— WHAT IS NEEDED —
Copy out each line in the material below that has the word "vermiethen".

:: DATA TO PROCESS

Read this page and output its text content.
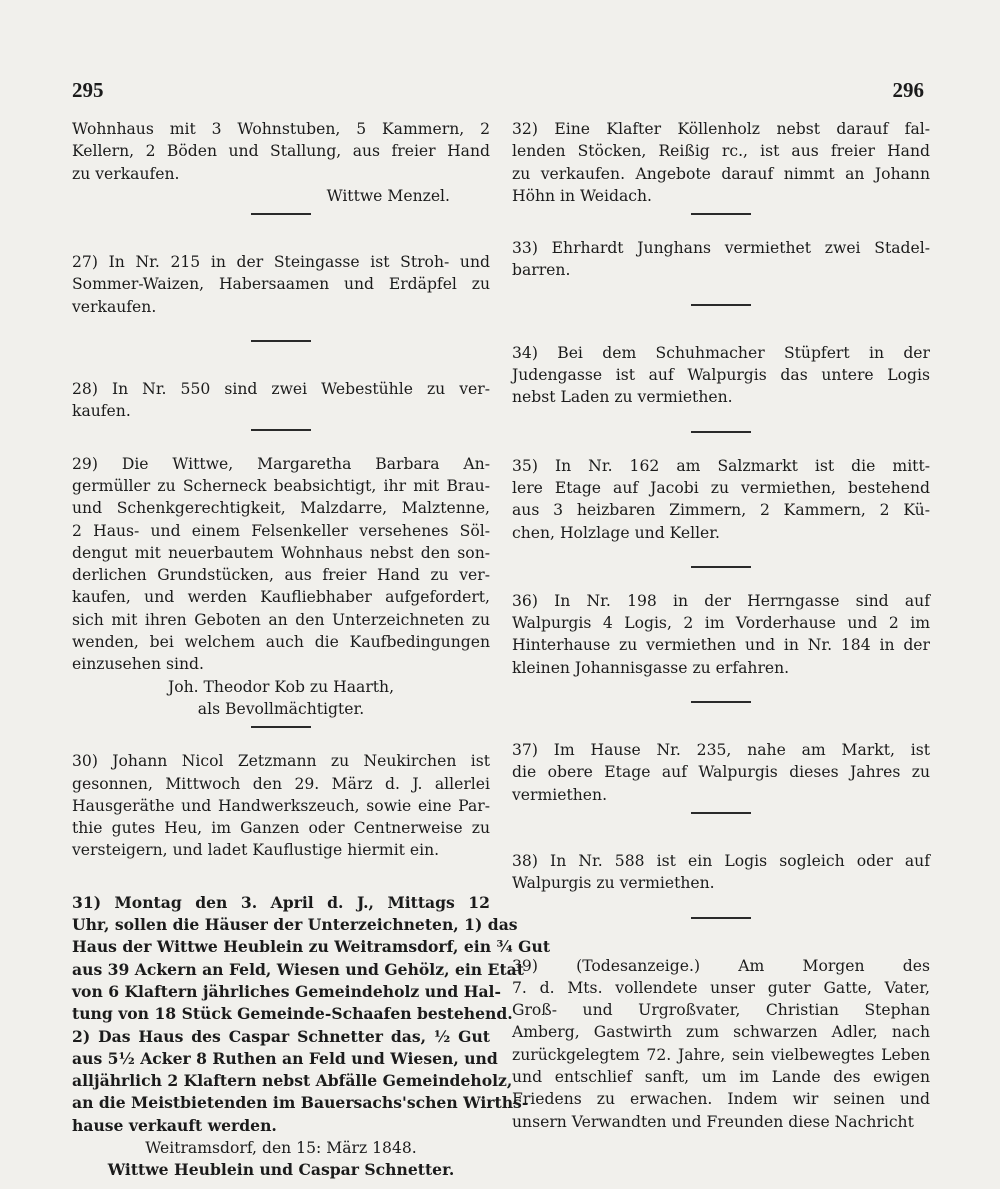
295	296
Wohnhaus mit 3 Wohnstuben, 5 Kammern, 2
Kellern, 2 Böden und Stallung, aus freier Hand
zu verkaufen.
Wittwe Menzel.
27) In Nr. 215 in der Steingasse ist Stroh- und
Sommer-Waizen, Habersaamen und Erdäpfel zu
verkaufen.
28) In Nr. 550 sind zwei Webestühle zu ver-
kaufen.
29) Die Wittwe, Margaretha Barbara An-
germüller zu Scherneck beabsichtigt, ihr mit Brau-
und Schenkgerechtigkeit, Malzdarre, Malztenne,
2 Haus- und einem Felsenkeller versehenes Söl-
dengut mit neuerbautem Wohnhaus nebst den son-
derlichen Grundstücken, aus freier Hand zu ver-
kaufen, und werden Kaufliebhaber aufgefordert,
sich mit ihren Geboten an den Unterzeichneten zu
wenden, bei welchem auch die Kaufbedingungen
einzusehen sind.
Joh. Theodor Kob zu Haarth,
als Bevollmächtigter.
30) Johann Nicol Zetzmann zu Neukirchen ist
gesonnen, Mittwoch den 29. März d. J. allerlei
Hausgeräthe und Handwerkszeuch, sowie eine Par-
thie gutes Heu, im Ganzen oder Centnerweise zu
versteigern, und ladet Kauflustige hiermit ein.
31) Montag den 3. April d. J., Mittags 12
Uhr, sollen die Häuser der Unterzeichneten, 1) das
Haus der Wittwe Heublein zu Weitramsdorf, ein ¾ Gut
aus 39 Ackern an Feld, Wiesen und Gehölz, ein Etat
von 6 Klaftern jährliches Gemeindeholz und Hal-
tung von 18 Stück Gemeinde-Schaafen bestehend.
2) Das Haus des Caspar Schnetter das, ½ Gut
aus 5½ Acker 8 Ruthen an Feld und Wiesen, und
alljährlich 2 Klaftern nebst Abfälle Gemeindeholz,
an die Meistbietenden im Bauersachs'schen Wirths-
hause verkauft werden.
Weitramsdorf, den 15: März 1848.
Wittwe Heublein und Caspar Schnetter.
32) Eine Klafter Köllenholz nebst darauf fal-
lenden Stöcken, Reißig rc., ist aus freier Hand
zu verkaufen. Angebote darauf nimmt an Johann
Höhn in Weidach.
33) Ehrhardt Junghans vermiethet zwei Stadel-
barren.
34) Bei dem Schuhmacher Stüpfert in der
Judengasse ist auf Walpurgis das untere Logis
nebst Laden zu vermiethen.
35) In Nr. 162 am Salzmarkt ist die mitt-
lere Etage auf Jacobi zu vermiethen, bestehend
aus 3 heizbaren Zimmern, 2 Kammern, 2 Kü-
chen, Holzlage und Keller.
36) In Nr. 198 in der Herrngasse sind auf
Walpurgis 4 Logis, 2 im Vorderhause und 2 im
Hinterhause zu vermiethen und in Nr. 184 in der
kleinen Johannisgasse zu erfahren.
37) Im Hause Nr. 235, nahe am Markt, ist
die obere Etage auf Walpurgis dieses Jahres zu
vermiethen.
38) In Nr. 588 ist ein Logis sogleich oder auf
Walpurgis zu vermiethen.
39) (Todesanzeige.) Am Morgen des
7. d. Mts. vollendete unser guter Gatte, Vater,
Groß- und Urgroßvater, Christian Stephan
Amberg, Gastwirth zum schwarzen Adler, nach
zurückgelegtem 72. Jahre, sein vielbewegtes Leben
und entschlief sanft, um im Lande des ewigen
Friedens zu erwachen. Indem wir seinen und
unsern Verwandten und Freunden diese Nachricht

::::
:: DATA TO PROCESS

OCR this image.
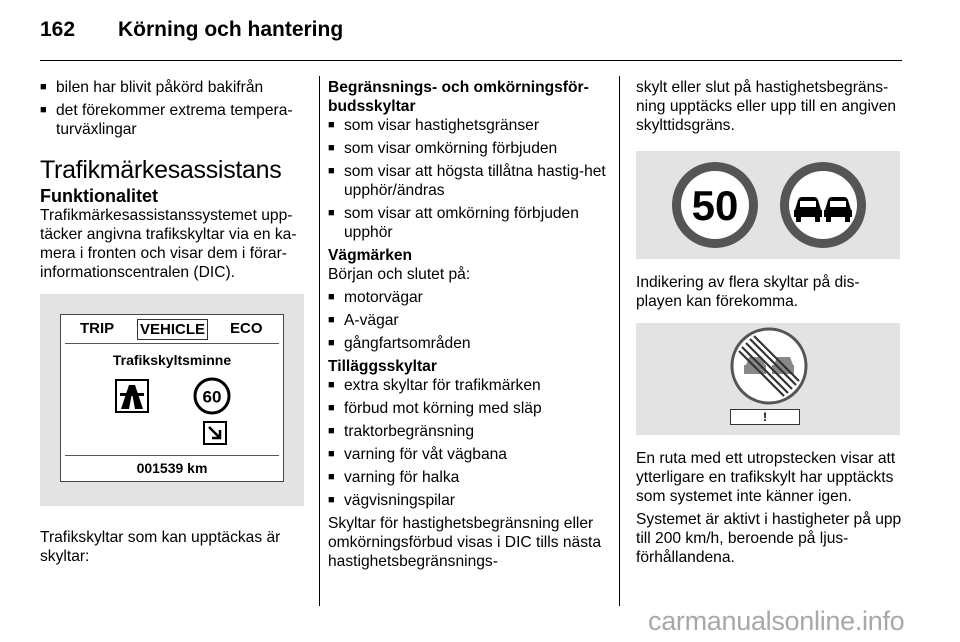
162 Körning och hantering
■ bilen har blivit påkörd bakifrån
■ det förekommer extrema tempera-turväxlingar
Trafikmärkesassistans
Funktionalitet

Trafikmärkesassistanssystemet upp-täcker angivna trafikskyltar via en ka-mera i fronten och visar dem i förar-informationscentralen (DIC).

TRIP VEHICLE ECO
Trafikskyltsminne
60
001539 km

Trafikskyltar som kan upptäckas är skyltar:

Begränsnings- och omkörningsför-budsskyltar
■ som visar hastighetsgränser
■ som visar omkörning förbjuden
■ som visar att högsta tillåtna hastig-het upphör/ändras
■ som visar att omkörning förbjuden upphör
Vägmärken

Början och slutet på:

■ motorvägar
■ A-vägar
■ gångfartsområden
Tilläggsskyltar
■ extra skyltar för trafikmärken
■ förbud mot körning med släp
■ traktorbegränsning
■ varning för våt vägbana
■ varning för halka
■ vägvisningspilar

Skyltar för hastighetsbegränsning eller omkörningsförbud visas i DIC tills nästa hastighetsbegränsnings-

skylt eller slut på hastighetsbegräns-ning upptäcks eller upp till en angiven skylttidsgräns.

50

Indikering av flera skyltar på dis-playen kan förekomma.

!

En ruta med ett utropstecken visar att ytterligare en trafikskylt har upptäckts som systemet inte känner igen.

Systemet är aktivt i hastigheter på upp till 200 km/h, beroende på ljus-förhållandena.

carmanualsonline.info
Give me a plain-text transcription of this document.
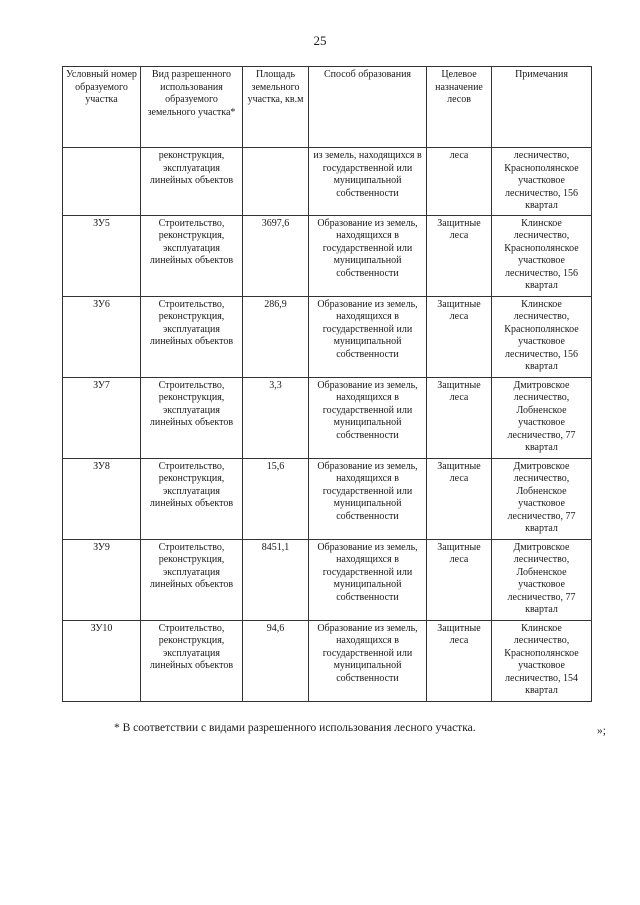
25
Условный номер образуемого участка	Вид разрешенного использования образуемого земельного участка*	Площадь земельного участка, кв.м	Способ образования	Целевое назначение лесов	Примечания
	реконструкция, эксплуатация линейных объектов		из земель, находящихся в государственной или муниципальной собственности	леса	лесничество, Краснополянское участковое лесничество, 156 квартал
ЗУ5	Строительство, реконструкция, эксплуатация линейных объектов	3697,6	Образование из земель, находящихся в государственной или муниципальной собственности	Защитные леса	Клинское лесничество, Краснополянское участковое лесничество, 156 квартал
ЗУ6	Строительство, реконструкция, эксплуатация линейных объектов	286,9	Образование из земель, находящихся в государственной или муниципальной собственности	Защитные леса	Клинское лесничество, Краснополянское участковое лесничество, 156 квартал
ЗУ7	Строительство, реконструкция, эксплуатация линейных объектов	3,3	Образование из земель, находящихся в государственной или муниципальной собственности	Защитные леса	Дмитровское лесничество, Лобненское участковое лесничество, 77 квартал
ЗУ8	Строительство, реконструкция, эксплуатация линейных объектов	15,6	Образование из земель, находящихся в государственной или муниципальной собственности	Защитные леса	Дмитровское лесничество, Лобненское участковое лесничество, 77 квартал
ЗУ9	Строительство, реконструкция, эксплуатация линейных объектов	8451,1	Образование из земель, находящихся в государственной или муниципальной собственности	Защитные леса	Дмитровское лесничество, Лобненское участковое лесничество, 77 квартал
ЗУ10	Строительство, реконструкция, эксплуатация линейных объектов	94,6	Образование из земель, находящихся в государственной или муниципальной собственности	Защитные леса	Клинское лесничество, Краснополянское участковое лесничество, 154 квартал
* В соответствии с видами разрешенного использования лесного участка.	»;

::::

— WRITTEN RESPONSE —
nebst Laden zu vermiethen.
lere Etage auf Jacobi zu vermiethen, bestehend
Hinterhause zu vermiethen und in Nr. 184 in der
vermiethen.
Walpurgis zu vermiethen.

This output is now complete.